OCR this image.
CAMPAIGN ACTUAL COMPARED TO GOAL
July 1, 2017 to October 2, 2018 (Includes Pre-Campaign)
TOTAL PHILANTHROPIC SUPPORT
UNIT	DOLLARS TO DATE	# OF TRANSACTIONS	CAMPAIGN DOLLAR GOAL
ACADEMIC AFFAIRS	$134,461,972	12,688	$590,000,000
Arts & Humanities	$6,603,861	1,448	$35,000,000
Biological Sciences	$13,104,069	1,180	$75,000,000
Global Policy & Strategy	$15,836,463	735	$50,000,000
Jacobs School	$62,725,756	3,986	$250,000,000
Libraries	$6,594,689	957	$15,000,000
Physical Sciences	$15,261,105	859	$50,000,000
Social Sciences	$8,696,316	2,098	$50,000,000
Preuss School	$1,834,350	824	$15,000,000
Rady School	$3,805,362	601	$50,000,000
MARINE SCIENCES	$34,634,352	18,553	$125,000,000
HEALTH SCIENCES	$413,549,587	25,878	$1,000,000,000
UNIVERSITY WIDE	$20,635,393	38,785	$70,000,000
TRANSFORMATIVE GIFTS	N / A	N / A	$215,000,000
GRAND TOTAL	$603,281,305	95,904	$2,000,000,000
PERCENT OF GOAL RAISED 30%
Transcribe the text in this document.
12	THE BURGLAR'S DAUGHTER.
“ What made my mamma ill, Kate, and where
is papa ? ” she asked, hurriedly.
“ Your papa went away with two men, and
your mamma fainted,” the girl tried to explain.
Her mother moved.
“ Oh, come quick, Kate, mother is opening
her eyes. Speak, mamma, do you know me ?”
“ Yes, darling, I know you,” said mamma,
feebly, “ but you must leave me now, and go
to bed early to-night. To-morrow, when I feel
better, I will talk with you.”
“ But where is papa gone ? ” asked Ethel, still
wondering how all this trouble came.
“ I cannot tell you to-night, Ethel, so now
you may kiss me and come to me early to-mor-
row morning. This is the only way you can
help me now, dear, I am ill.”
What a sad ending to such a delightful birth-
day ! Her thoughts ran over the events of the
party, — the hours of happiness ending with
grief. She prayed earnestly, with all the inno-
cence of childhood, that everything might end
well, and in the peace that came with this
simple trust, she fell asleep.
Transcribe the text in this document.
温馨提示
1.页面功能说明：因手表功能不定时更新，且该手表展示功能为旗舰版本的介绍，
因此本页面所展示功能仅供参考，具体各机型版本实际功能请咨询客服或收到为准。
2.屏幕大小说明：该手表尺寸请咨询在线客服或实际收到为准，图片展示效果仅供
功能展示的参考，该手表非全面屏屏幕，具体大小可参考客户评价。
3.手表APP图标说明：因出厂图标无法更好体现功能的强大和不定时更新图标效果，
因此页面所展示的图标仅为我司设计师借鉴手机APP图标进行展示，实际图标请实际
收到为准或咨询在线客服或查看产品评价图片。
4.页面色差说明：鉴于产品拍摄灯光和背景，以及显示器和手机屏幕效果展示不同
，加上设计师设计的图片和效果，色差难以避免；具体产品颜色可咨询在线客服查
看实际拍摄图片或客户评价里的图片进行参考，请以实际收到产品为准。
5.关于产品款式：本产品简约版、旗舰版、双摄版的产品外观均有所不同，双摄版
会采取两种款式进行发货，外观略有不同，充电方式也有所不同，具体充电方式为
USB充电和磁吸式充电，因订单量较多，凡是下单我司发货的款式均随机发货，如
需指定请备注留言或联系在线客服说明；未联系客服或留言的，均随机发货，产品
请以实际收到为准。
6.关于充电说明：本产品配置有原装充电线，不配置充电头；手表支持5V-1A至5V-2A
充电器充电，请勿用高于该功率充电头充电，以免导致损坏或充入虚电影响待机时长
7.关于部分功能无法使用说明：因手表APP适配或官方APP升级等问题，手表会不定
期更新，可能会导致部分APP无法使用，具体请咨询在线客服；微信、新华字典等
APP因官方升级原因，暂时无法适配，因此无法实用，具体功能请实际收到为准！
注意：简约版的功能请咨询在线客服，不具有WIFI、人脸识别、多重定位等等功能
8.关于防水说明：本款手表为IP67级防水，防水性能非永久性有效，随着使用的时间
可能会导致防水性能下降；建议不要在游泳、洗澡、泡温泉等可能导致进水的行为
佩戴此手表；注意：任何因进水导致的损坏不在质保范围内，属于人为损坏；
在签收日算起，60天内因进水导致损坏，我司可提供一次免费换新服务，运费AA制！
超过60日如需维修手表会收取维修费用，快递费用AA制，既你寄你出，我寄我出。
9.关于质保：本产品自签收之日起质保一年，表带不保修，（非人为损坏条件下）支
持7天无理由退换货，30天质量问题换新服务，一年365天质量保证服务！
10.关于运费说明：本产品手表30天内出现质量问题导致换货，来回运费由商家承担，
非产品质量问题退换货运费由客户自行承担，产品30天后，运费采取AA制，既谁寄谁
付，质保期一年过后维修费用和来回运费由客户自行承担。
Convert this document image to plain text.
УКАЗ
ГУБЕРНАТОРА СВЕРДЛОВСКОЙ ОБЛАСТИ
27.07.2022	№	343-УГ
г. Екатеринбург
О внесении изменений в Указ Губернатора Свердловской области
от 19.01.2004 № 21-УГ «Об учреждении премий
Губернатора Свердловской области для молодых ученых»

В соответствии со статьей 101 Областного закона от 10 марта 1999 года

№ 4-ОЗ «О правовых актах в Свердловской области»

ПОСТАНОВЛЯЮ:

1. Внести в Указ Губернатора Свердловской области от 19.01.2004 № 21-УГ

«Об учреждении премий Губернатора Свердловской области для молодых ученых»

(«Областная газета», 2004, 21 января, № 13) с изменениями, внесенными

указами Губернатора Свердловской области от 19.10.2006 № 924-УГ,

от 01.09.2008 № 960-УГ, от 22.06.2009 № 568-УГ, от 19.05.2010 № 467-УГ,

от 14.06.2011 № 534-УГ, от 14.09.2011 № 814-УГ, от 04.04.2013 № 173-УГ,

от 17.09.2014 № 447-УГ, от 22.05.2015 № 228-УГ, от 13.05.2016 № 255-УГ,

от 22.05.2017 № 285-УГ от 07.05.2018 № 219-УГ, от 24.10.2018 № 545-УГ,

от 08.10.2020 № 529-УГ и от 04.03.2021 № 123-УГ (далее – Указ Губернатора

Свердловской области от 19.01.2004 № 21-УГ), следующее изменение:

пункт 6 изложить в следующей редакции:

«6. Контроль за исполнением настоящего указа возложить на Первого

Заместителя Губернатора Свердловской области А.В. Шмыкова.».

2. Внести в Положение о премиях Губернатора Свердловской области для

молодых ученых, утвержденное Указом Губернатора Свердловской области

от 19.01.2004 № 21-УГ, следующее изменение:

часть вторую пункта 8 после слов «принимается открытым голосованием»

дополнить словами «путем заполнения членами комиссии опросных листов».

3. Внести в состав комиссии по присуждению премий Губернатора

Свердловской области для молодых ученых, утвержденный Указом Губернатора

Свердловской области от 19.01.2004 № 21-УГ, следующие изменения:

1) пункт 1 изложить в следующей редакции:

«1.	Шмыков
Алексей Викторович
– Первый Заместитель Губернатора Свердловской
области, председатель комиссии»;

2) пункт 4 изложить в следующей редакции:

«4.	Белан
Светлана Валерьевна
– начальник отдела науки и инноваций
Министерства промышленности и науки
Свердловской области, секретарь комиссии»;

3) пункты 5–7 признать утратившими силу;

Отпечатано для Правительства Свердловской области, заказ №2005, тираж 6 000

§ **REQUIREMENT**
Extract every line containing the string "изменение" from the data above.

§ **ANSWER TO THE EXERCISE**
Свердловской области от 19.01.2004 № 21-УГ), следующее изменение:
от 19.01.2004 № 21-УГ, следующее изменение:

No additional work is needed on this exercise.